__TASK DETAILS__: Find the lines that contain the word "this" and copy each one.

__EXTRACTED RECORDS__:
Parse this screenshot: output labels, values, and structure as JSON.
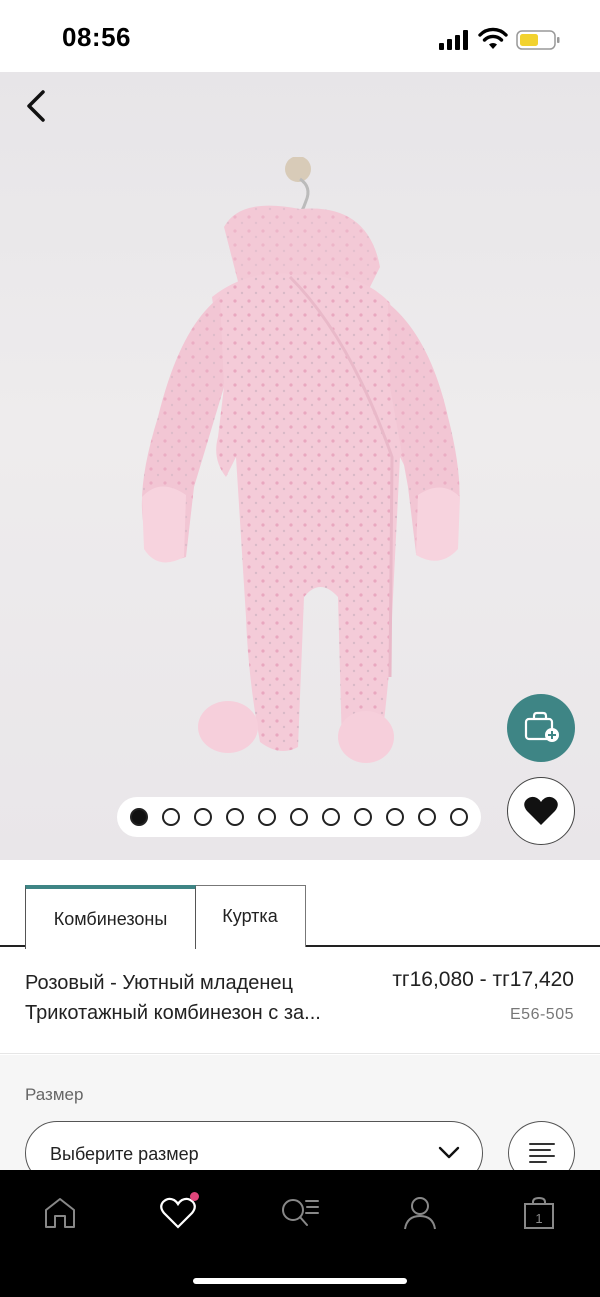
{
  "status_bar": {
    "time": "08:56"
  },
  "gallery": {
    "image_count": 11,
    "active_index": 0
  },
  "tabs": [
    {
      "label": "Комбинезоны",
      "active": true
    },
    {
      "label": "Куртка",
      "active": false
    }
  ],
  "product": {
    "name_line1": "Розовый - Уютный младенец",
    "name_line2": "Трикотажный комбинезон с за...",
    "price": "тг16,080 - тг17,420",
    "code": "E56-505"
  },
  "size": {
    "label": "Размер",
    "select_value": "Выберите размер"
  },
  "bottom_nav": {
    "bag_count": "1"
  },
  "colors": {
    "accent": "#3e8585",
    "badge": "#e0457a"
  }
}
--
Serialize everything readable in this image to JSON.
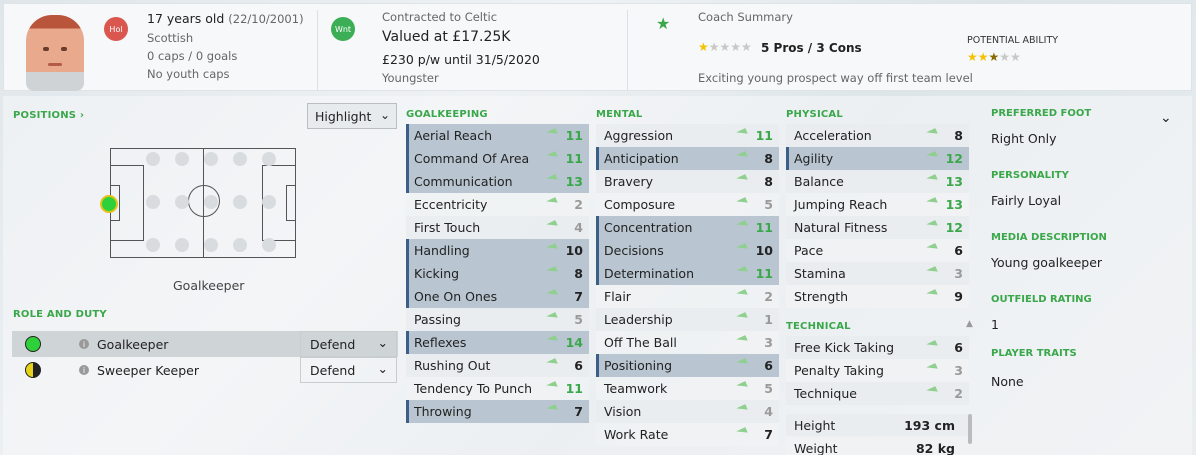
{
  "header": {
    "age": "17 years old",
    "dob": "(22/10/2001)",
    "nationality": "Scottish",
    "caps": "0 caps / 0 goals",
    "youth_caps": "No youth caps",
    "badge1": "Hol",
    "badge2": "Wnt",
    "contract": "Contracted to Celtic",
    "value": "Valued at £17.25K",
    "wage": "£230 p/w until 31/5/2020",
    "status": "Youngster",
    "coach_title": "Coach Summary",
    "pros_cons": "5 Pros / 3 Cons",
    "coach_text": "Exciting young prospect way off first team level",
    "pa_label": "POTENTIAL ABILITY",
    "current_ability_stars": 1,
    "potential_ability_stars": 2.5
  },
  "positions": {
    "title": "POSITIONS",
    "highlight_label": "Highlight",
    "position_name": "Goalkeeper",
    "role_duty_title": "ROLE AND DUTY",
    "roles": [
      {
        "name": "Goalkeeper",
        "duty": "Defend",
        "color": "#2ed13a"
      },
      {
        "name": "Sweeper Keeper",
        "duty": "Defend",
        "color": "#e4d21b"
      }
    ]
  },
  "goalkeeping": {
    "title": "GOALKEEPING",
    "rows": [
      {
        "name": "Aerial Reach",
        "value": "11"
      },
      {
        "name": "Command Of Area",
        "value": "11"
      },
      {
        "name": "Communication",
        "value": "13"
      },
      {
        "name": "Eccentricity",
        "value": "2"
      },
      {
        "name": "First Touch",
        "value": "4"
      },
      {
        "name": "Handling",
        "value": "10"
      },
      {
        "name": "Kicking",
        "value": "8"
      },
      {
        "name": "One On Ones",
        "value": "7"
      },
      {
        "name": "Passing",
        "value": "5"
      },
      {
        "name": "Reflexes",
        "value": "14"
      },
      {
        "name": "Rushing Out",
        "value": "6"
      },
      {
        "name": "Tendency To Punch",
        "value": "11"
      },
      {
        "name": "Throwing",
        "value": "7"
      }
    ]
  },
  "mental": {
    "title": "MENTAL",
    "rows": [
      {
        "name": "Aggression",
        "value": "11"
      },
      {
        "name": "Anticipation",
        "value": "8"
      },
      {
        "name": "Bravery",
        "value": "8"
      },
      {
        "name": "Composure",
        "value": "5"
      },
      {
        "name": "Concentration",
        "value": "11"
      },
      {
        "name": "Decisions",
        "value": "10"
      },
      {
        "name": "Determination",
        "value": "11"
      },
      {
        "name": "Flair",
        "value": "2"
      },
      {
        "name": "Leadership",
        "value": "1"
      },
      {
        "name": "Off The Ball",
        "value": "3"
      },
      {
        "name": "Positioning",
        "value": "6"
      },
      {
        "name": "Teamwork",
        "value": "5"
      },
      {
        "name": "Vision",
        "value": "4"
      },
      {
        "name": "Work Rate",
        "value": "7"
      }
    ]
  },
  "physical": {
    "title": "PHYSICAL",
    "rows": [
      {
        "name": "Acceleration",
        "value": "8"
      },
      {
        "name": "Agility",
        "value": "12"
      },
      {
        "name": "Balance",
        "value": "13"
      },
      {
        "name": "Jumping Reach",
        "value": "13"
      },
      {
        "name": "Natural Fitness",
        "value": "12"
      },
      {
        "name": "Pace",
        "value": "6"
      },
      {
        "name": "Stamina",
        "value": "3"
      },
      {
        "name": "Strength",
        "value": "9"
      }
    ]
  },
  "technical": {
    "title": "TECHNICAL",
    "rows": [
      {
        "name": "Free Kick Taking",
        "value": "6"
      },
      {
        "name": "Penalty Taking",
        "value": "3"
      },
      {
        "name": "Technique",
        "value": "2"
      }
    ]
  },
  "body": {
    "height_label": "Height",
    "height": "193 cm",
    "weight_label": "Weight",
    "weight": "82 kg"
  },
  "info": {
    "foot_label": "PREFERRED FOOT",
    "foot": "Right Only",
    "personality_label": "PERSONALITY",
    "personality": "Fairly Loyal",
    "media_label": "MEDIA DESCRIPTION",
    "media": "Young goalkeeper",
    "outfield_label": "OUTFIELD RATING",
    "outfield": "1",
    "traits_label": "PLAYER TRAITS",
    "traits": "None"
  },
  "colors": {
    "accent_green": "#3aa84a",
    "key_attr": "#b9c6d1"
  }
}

__OUTPUT OF THE EXERCISE__:
Parse this screenshot: output labels, values, and structure as JSON.
Serialize everything readable in this image to JSON.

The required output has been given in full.